The task: Word for word, restate every line of the listing that follows.

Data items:
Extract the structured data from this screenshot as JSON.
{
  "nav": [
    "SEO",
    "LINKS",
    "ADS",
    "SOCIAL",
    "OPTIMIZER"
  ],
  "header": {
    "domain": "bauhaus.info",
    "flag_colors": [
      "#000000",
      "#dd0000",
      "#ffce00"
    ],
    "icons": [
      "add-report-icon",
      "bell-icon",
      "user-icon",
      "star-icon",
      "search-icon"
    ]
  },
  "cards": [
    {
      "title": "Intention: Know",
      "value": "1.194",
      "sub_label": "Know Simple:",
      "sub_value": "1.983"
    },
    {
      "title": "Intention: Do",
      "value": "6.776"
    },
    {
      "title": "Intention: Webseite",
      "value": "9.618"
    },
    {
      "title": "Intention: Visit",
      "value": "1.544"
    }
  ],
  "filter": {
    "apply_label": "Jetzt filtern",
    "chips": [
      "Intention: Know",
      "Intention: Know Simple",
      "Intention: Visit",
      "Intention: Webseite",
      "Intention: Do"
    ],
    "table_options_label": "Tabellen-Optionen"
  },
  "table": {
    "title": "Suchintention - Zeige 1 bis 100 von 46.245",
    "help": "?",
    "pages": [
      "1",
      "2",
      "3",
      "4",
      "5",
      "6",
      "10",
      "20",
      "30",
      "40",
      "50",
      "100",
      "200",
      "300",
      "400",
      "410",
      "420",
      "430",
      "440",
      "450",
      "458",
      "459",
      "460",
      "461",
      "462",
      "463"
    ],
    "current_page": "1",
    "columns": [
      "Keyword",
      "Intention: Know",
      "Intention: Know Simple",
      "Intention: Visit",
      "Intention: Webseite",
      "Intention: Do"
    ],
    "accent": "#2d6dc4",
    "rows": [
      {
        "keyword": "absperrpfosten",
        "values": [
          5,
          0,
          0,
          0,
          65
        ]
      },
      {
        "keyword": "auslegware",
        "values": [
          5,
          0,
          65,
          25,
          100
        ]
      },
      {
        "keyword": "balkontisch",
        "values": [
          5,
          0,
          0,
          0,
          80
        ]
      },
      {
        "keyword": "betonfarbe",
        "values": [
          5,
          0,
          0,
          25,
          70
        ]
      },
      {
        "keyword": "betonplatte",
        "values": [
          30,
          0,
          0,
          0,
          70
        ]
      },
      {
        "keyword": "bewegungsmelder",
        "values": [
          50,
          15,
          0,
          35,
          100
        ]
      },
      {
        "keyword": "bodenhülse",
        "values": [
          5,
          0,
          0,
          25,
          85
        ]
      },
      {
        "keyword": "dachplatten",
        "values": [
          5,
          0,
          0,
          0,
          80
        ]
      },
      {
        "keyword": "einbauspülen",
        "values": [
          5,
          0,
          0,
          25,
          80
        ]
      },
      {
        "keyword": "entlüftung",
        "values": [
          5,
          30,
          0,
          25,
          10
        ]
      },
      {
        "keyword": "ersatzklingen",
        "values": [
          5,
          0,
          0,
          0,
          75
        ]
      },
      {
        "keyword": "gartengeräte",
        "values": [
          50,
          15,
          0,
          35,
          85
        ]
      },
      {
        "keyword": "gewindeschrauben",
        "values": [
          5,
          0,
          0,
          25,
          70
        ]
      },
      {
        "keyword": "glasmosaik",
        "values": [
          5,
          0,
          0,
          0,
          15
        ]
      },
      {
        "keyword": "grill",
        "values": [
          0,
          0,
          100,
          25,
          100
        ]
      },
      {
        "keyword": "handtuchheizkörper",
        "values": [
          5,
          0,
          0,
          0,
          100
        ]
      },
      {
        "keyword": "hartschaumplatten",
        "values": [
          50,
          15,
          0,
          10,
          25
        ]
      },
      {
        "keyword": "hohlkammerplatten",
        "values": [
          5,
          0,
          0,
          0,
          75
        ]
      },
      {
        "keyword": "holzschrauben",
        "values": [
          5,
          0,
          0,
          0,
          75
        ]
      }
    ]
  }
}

Answer for the task:
Extract the structured data from this screenshot as JSON.
{
  "nav": [
    "SEO",
    "LINKS",
    "ADS",
    "SOCIAL",
    "OPTIMIZER"
  ],
  "header": {
    "domain": "bauhaus.info",
    "flag_colors": [
      "#000000",
      "#dd0000",
      "#ffce00"
    ],
    "icons": [
      "add-report-icon",
      "bell-icon",
      "user-icon",
      "star-icon",
      "search-icon"
    ]
  },
  "cards": [
    {
      "title": "Intention: Know",
      "value": "1.194",
      "sub_label": "Know Simple:",
      "sub_value": "1.983"
    },
    {
      "title": "Intention: Do",
      "value": "6.776"
    },
    {
      "title": "Intention: Webseite",
      "value": "9.618"
    },
    {
      "title": "Intention: Visit",
      "value": "1.544"
    }
  ],
  "filter": {
    "apply_label": "Jetzt filtern",
    "chips": [
      "Intention: Know",
      "Intention: Know Simple",
      "Intention: Visit",
      "Intention: Webseite",
      "Intention: Do"
    ],
    "table_options_label": "Tabellen-Optionen"
  },
  "table": {
    "title": "Suchintention - Zeige 1 bis 100 von 46.245",
    "help": "?",
    "pages": [
      "1",
      "2",
      "3",
      "4",
      "5",
      "6",
      "10",
      "20",
      "30",
      "40",
      "50",
      "100",
      "200",
      "300",
      "400",
      "410",
      "420",
      "430",
      "440",
      "450",
      "458",
      "459",
      "460",
      "461",
      "462",
      "463"
    ],
    "current_page": "1",
    "columns": [
      "Keyword",
      "Intention: Know",
      "Intention: Know Simple",
      "Intention: Visit",
      "Intention: Webseite",
      "Intention: Do"
    ],
    "accent": "#2d6dc4",
    "rows": [
      {
        "keyword": "absperrpfosten",
        "values": [
          5,
          0,
          0,
          0,
          65
        ]
      },
      {
        "keyword": "auslegware",
        "values": [
          5,
          0,
          65,
          25,
          100
        ]
      },
      {
        "keyword": "balkontisch",
        "values": [
          5,
          0,
          0,
          0,
          80
        ]
      },
      {
        "keyword": "betonfarbe",
        "values": [
          5,
          0,
          0,
          25,
          70
        ]
      },
      {
        "keyword": "betonplatte",
        "values": [
          30,
          0,
          0,
          0,
          70
        ]
      },
      {
        "keyword": "bewegungsmelder",
        "values": [
          50,
          15,
          0,
          35,
          100
        ]
      },
      {
        "keyword": "bodenhülse",
        "values": [
          5,
          0,
          0,
          25,
          85
        ]
      },
      {
        "keyword": "dachplatten",
        "values": [
          5,
          0,
          0,
          0,
          80
        ]
      },
      {
        "keyword": "einbauspülen",
        "values": [
          5,
          0,
          0,
          25,
          80
        ]
      },
      {
        "keyword": "entlüftung",
        "values": [
          5,
          30,
          0,
          25,
          10
        ]
      },
      {
        "keyword": "ersatzklingen",
        "values": [
          5,
          0,
          0,
          0,
          75
        ]
      },
      {
        "keyword": "gartengeräte",
        "values": [
          50,
          15,
          0,
          35,
          85
        ]
      },
      {
        "keyword": "gewindeschrauben",
        "values": [
          5,
          0,
          0,
          25,
          70
        ]
      },
      {
        "keyword": "glasmosaik",
        "values": [
          5,
          0,
          0,
          0,
          15
        ]
      },
      {
        "keyword": "grill",
        "values": [
          0,
          0,
          100,
          25,
          100
        ]
      },
      {
        "keyword": "handtuchheizkörper",
        "values": [
          5,
          0,
          0,
          0,
          100
        ]
      },
      {
        "keyword": "hartschaumplatten",
        "values": [
          50,
          15,
          0,
          10,
          25
        ]
      },
      {
        "keyword": "hohlkammerplatten",
        "values": [
          5,
          0,
          0,
          0,
          75
        ]
      },
      {
        "keyword": "holzschrauben",
        "values": [
          5,
          0,
          0,
          0,
          75
        ]
      }
    ]
  }
}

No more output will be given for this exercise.